Data section –
======

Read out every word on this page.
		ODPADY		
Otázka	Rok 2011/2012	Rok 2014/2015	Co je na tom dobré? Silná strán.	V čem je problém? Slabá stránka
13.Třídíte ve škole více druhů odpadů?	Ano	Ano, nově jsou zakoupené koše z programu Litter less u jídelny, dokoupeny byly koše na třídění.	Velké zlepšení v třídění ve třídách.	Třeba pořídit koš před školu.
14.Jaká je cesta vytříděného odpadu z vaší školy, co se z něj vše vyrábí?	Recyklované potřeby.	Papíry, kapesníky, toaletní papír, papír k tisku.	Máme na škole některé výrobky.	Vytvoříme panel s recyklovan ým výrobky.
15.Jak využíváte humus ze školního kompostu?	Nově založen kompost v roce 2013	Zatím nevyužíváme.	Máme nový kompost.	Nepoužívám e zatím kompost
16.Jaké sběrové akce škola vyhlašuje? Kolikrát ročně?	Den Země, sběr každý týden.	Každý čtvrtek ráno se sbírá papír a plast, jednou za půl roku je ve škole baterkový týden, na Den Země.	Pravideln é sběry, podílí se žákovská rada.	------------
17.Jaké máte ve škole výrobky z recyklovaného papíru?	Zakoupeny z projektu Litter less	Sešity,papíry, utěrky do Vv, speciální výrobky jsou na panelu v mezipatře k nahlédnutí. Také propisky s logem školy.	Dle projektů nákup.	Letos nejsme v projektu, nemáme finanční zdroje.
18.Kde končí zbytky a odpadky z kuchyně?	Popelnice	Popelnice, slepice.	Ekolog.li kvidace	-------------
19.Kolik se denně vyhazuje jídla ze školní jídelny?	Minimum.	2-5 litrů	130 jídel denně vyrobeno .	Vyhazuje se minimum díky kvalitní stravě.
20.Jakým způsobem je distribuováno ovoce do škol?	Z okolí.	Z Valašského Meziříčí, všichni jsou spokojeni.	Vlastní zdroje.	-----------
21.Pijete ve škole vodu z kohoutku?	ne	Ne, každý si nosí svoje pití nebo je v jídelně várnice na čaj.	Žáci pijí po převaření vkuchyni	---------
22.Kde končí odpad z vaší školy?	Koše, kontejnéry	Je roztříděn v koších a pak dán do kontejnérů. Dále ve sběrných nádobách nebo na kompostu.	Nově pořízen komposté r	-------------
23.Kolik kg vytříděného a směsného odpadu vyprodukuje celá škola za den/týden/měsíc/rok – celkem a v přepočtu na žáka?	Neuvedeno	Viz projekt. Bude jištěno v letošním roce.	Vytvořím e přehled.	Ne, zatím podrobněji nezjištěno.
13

======

Task goal – Each line of the material above must be retyped precisely.

Exercise result –
Read out every word on this page.
		ODPADY		
Otázka	Rok 2011/2012	Rok 2014/2015	Co je na tom dobré? Silná strán.	V čem je problém? Slabá stránka
13.Třídíte ve škole více druhů odpadů?	Ano	Ano, nově jsou zakoupené koše z programu Litter less u jídelny, dokoupeny byly koše na třídění.	Velké zlepšení v třídění ve třídách.	Třeba pořídit koš před školu.
14.Jaká je cesta vytříděného odpadu z vaší školy, co se z něj vše vyrábí?	Recyklované potřeby.	Papíry, kapesníky, toaletní papír, papír k tisku.	Máme na škole některé výrobky.	Vytvoříme panel s recyklovan ým výrobky.
15.Jak využíváte humus ze školního kompostu?	Nově založen kompost v roce 2013	Zatím nevyužíváme.	Máme nový kompost.	Nepoužívám e zatím kompost
16.Jaké sběrové akce škola vyhlašuje? Kolikrát ročně?	Den Země, sběr každý týden.	Každý čtvrtek ráno se sbírá papír a plast, jednou za půl roku je ve škole baterkový týden, na Den Země.	Pravideln é sběry, podílí se žákovská rada.	------------
17.Jaké máte ve škole výrobky z recyklovaného papíru?	Zakoupeny z projektu Litter less	Sešity,papíry, utěrky do Vv, speciální výrobky jsou na panelu v mezipatře k nahlédnutí. Také propisky s logem školy.	Dle projektů nákup.	Letos nejsme v projektu, nemáme finanční zdroje.
18.Kde končí zbytky a odpadky z kuchyně?	Popelnice	Popelnice, slepice.	Ekolog.li kvidace	-------------
19.Kolik se denně vyhazuje jídla ze školní jídelny?	Minimum.	2-5 litrů	130 jídel denně vyrobeno .	Vyhazuje se minimum díky kvalitní stravě.
20.Jakým způsobem je distribuováno ovoce do škol?	Z okolí.	Z Valašského Meziříčí, všichni jsou spokojeni.	Vlastní zdroje.	-----------
21.Pijete ve škole vodu z kohoutku?	ne	Ne, každý si nosí svoje pití nebo je v jídelně várnice na čaj.	Žáci pijí po převaření vkuchyni	---------
22.Kde končí odpad z vaší školy?	Koše, kontejnéry	Je roztříděn v koších a pak dán do kontejnérů. Dále ve sběrných nádobách nebo na kompostu.	Nově pořízen komposté r	-------------
23.Kolik kg vytříděného a směsného odpadu vyprodukuje celá škola za den/týden/měsíc/rok – celkem a v přepočtu na žáka?	Neuvedeno	Viz projekt. Bude jištěno v letošním roce.	Vytvořím e přehled.	Ne, zatím podrobněji nezjištěno.
13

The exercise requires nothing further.